▶ **Required task**: Show all lines holding the string "Suomenlahdella".

>> Begin Task inputs

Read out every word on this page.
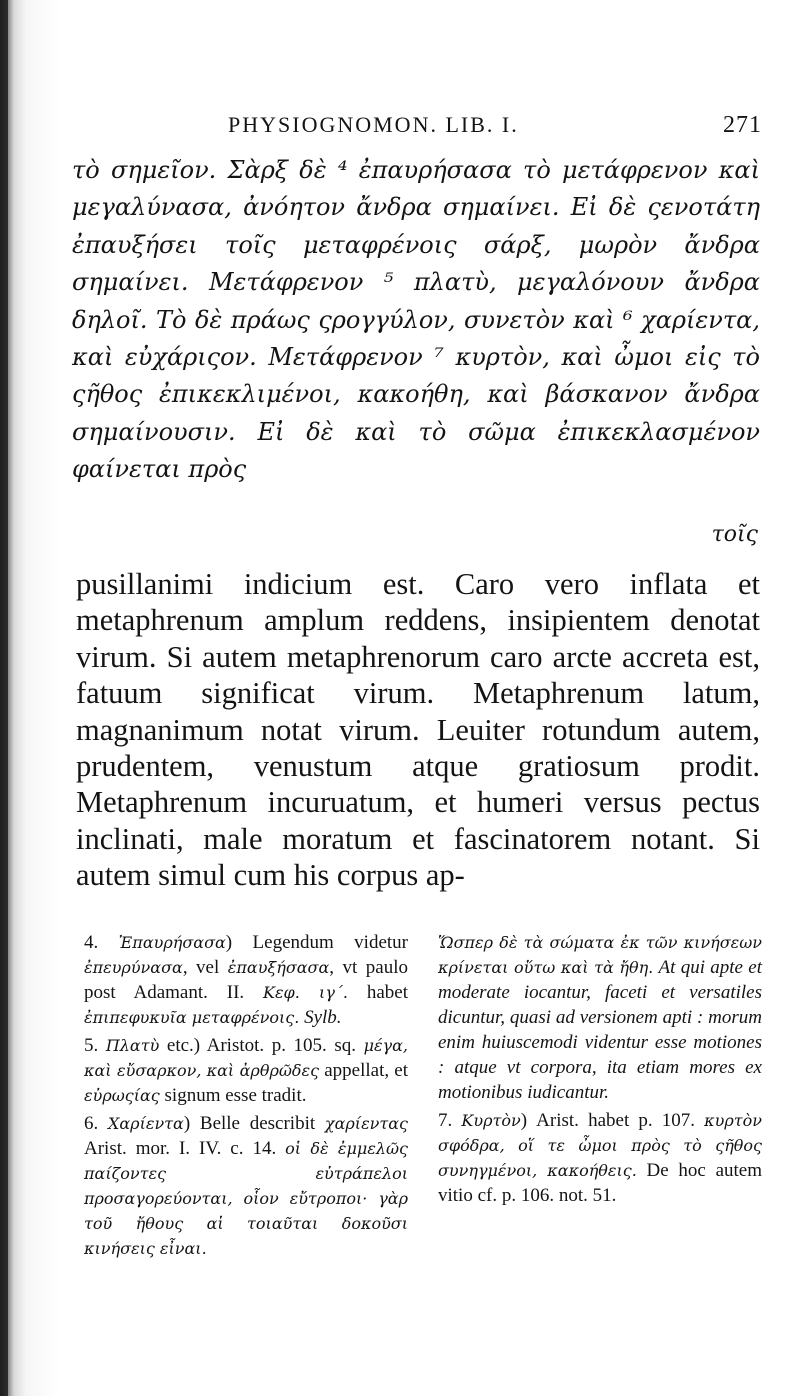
PHYSIOGNOMON. LIB. I.	271
τὸ σημεῖον. Σὰρξ δὲ ⁴ ἐπαυρήσασα τὸ μετάφρενον καὶ μεγαλύνασα, ἀνόητον ἄνδρα σημαίνει. Εἰ δὲ ςενοτάτη ἐπαυξήσει τοῖς μεταφρένοις σάρξ, μωρὸν ἄνδρα σημαίνει. Μετάφρενον ⁵ πλατὺ, μεγαλόνουν ἄνδρα δηλοῖ. Τὸ δὲ πράως ςρογγύλον, συνετὸν καὶ ⁶ χαρίεντα, καὶ εὐχάριςον. Μετάφρενον ⁷ κυρτὸν, καὶ ὦμοι εἰς τὸ ςῆθος ἐπικεκλιμένοι, κακοήθη, καὶ βάσκανον ἄνδρα σημαίνουσιν. Εἰ δὲ καὶ τὸ σῶμα ἐπικεκλασμένον φαίνεται πρὸς
τοῖς

pusillanimi indicium est. Caro vero inflata et metaphrenum amplum reddens, insipientem denotat virum. Si autem metaphrenorum caro arcte accreta est, fatuum significat virum. Metaphrenum latum, magnanimum notat virum. Leuiter rotundum autem, prudentem, venustum atque gratiosum prodit. Metaphrenum incuruatum, et humeri versus pectus inclinati, male moratum et fascinatorem notant. Si autem simul cum his corpus ap-

4. Ἐπαυρήσασα) Legendum videtur ἐπευρύνασα, vel ἐπαυξήσασα, vt paulo post Adamant. II. Κεφ. ιγ΄. habet ἐπιπεφυκυῖα μεταφρένοις. Sylb.

5. Πλατὺ etc.) Aristot. p. 105. sq. μέγα, καὶ εὔσαρκον, καὶ ἀρθρῶδες appellat, et εὐρωςίας signum esse tradit.

6. Χαρίεντα) Belle describit χαρίεντας Arist. mor. I. IV. c. 14. οἱ δὲ ἐμμελῶς παίζοντες εὐτράπελοι προσαγορεύονται, οἷον εὔτροποι· γὰρ τοῦ ἤθους αἱ τοιαῦται δοκοῦσι κινήσεις εἶναι.

Ὥσπερ δὲ τὰ σώματα ἐκ τῶν κινήσεων κρίνεται οὕτω καὶ τὰ ἤθη. At qui apte et moderate iocantur, faceti et versatiles dicuntur, quasi ad versionem apti : morum enim huiuscemodi videntur esse motiones : atque vt corpora, ita etiam mores ex motionibus iudicantur.

7. Κυρτὸν) Arist. habet p. 107. κυρτὸν σφόδρα, οἵ τε ὦμοι πρὸς τὸ ςῆθος συνηγμένοι, κακοήθεις. De hoc autem vitio cf. p. 106. not. 51.
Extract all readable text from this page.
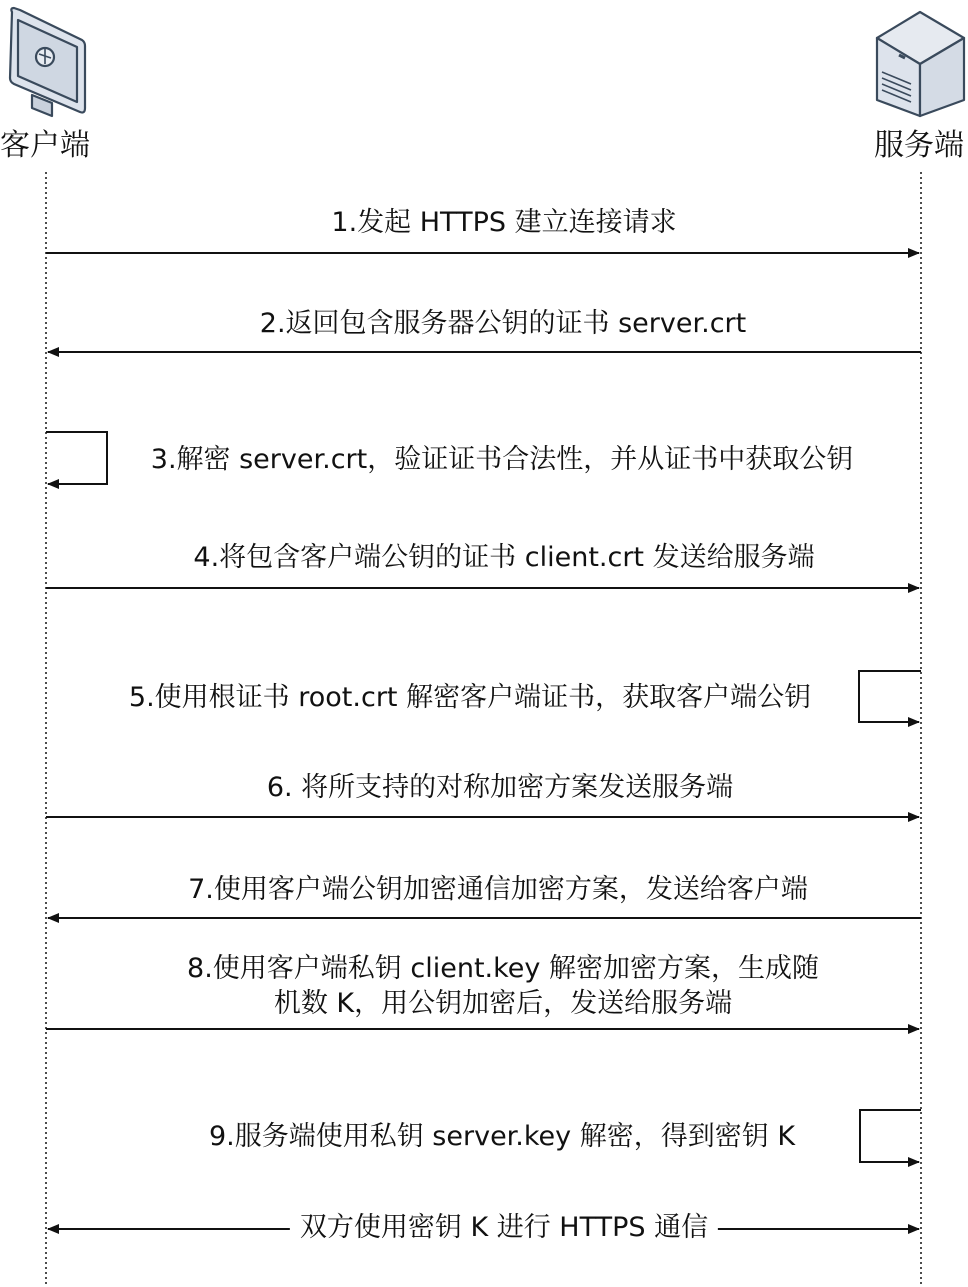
客户端	服务端
1.发起 HTTPS 建立连接请求
2.返回包含服务器公钥的证书 server.crt
3.解密 server.crt，验证证书合法性，并从证书中获取公钥
4.将包含客户端公钥的证书 client.crt 发送给服务端
5.使用根证书 root.crt 解密客户端证书，获取客户端公钥
6. 将所支持的对称加密方案发送服务端
7.使用客户端公钥加密通信加密方案，发送给客户端
8.使用客户端私钥 client.key 解密加密方案，生成随
机数 K，用公钥加密后，发送给服务端
9.服务端使用私钥 server.key 解密，得到密钥 K
双方使用密钥 K 进行 HTTPS 通信
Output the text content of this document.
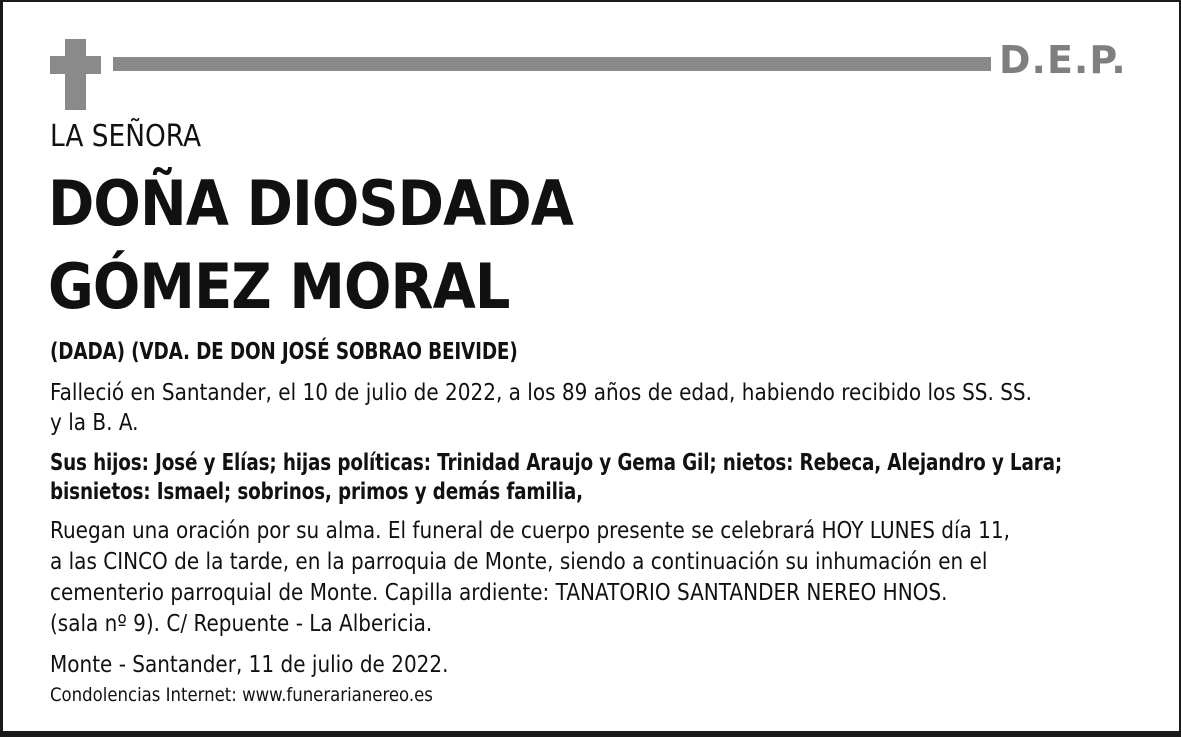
D.E.P.
LA SEÑORA
DOÑA DIOSDADA
GÓMEZ MORAL
(DADA) (VDA. DE DON JOSÉ SOBRAO BEIVIDE)
Falleció en Santander, el 10 de julio de 2022, a los 89 años de edad, habiendo recibido los SS. SS.
y la B. A.
Sus hijos: José y Elías; hijas políticas: Trinidad Araujo y Gema Gil; nietos: Rebeca, Alejandro y Lara;
bisnietos: Ismael; sobrinos, primos y demás familia,
Ruegan una oración por su alma. El funeral de cuerpo presente se celebrará HOY LUNES día 11,
a las CINCO de la tarde, en la parroquia de Monte, siendo a continuación su inhumación en el
cementerio parroquial de Monte. Capilla ardiente: TANATORIO SANTANDER NEREO HNOS.
(sala nº 9). C/ Repuente - La Albericia.
Monte - Santander, 11 de julio de 2022.
Condolencias Internet: www.funerarianereo.es
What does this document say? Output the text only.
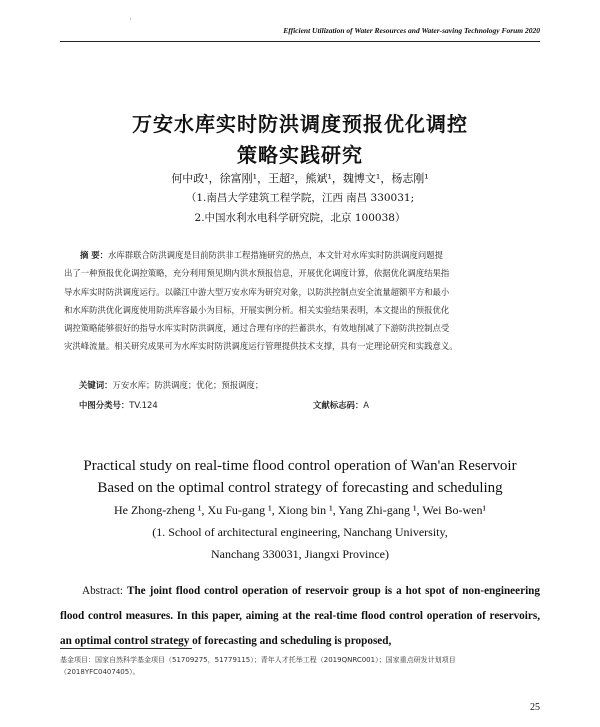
'
Efficient Utilization of Water Resources and Water-saving Technology Forum 2020
万安水库实时防洪调度预报优化调控
策略实践研究
何中政¹，徐富刚¹，王超²，熊斌¹，魏博文¹，杨志刚¹
（1.南昌大学建筑工程学院，江西 南昌 330031;
2.中国水利水电科学研究院，北京 100038）
摘 要：水库群联合防洪调度是目前防洪非工程措施研究的热点，本文针对水库实时防洪调度问题提
出了一种预报优化调控策略，充分利用预见期内洪水预报信息，开展优化调度计算，依据优化调度结果指
导水库实时防洪调度运行。以赣江中游大型万安水库为研究对象，以防洪控制点安全流量超额平方和最小
和水库防洪优化调度使用防洪库容最小为目标，开展实例分析。相关实验结果表明，本文提出的预报优化
调控策略能够很好的指导水库实时防洪调度，通过合理有序的拦蓄洪水，有效地削减了下游防洪控制点受
灾洪峰流量。相关研究成果可为水库实时防洪调度运行管理提供技术支撑，具有一定理论研究和实践意义。
关键词：万安水库；防洪调度；优化；预报调度；
中图分类号：TV.124	文献标志码：A
Practical study on real-time flood control operation of Wan'an Reservoir
Based on the optimal control strategy of forecasting and scheduling
He Zhong-zheng ¹, Xu Fu-gang ¹, Xiong bin ¹, Yang Zhi-gang ¹, Wei Bo-wen¹
(1. School of architectural engineering, Nanchang University,
Nanchang 330031, Jiangxi Province)
Abstract: The joint flood control operation of reservoir group is a hot spot of non-engineering flood control measures. In this paper, aiming at the real-time flood control operation of reservoirs, an optimal control strategy of forecasting and scheduling is proposed,
基金项目：国家自然科学基金项目（51709275，51779115）；青年人才托举工程（2019QNRC001）；国家重点研发计划项目
（2018YFC0407405）。
25
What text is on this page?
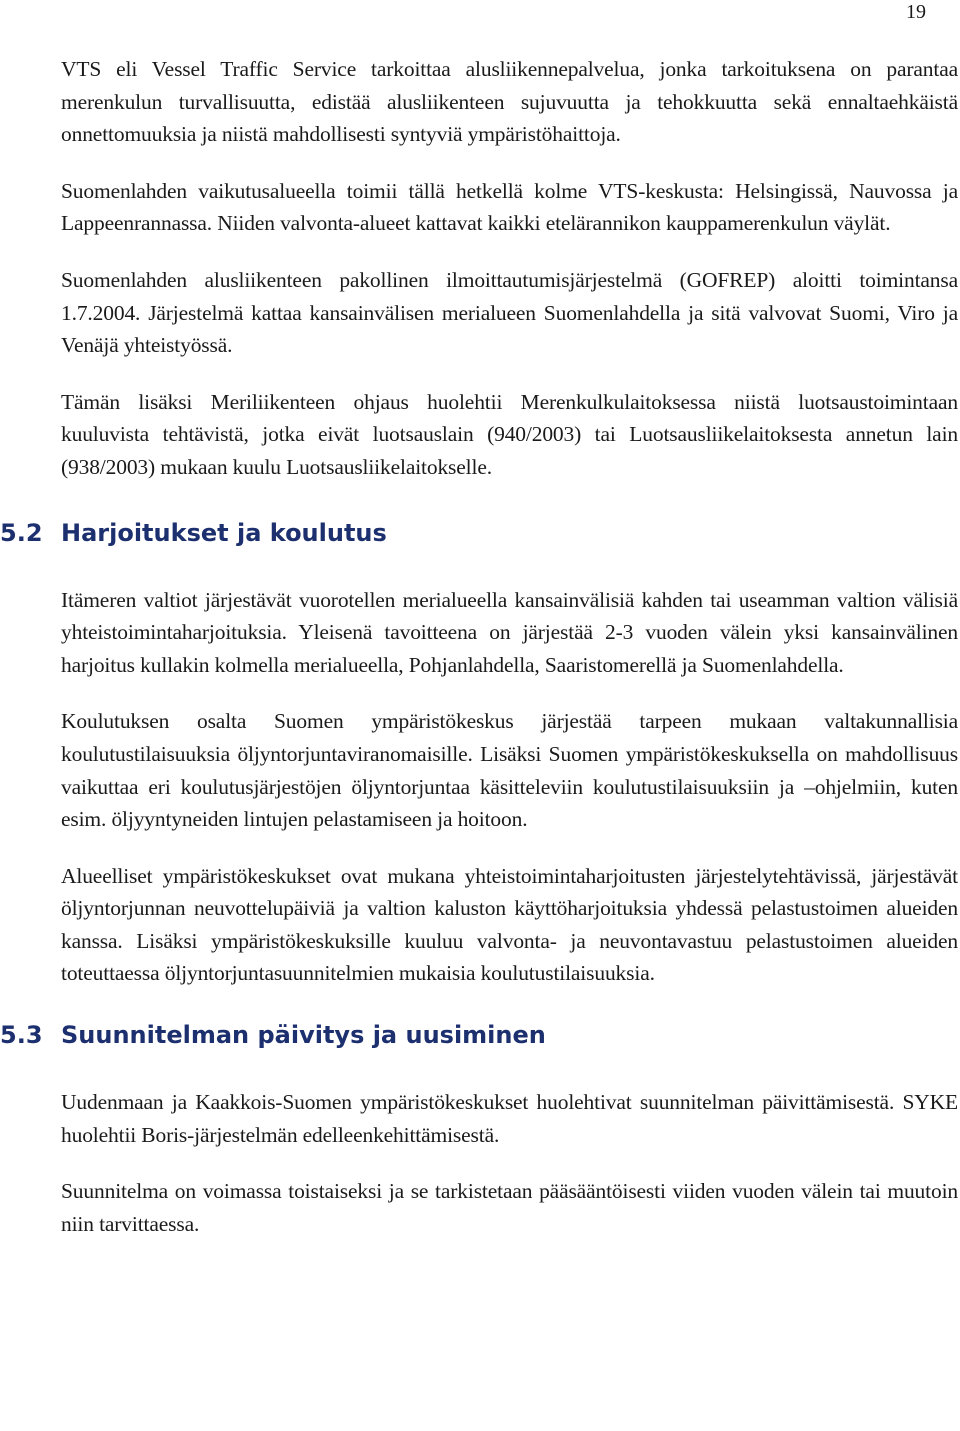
19

VTS eli Vessel Traffic Service tarkoittaa alusliikennepalvelua, jonka tarkoituksena on parantaa merenkulun turvallisuutta, edistää alusliikenteen sujuvuutta ja tehokkuutta sekä ennaltaehkäistä onnettomuuksia ja niistä mahdollisesti syntyviä ympäristöhaittoja.

Suomenlahden vaikutusalueella toimii tällä hetkellä kolme VTS-keskusta: Helsingissä, Nauvossa ja Lappeenrannassa. Niiden valvonta-alueet kattavat kaikki etelärannikon kauppamerenkulun väylät.

Suomenlahden alusliikenteen pakollinen ilmoittautumisjärjestelmä (GOFREP) aloitti toimintansa 1.7.2004. Järjestelmä kattaa kansainvälisen merialueen Suomenlahdella ja sitä valvovat Suomi, Viro ja Venäjä yhteistyössä.

Tämän lisäksi Meriliikenteen ohjaus huolehtii Merenkulkulaitoksessa niistä luotsaustoimintaan kuuluvista tehtävistä, jotka eivät luotsauslain (940/2003) tai Luotsausliikelaitoksesta annetun lain (938/2003) mukaan kuulu Luotsausliikelaitokselle.

5.2 Harjoitukset ja koulutus

Itämeren valtiot järjestävät vuorotellen merialueella kansainvälisiä kahden tai useamman valtion välisiä yhteistoimintaharjoituksia. Yleisenä tavoitteena on järjestää 2-3 vuoden välein yksi kansainvälinen harjoitus kullakin kolmella merialueella, Pohjanlahdella, Saaristomerellä ja Suomenlahdella.

Koulutuksen osalta Suomen ympäristökeskus järjestää tarpeen mukaan valtakunnallisia koulutustilaisuuksia öljyntorjuntaviranomaisille. Lisäksi Suomen ympäristökeskuksella on mahdollisuus vaikuttaa eri koulutusjärjestöjen öljyntorjuntaa käsitteleviin koulutustilaisuuksiin ja –ohjelmiin, kuten esim. öljyyntyneiden lintujen pelastamiseen ja hoitoon.

Alueelliset ympäristökeskukset ovat mukana yhteistoimintaharjoitusten järjestelytehtävissä, järjestävät öljyntorjunnan neuvottelupäiviä ja valtion kaluston käyttöharjoituksia yhdessä pelastustoimen alueiden kanssa. Lisäksi ympäristökeskuksille kuuluu valvonta- ja neuvontavastuu pelastustoimen alueiden toteuttaessa öljyntorjuntasuunnitelmien mukaisia koulutustilaisuuksia.

5.3 Suunnitelman päivitys ja uusiminen

Uudenmaan ja Kaakkois-Suomen ympäristökeskukset huolehtivat suunnitelman päivittämisestä. SYKE huolehtii Boris-järjestelmän edelleenkehittämisestä.

Suunnitelma on voimassa toistaiseksi ja se tarkistetaan pääsääntöisesti viiden vuoden välein tai muutoin niin tarvittaessa.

>> End Task inputs

▶ **Complete response**:
Suomenlahden alusliikenteen pakollinen ilmoittautumisjärjestelmä (GOFREP) aloitti toimintansa 1.7.2004. Järjestelmä kattaa kansainvälisen merialueen Suomenlahdella ja sitä valvovat Suomi, Viro ja Venäjä yhteistyössä.
Itämeren valtiot järjestävät vuorotellen merialueella kansainvälisiä kahden tai useamman valtion välisiä yhteistoimintaharjoituksia. Yleisenä tavoitteena on järjestää 2-3 vuoden välein yksi kansainvälinen harjoitus kullakin kolmella merialueella, Pohjanlahdella, Saaristomerellä ja Suomenlahdella.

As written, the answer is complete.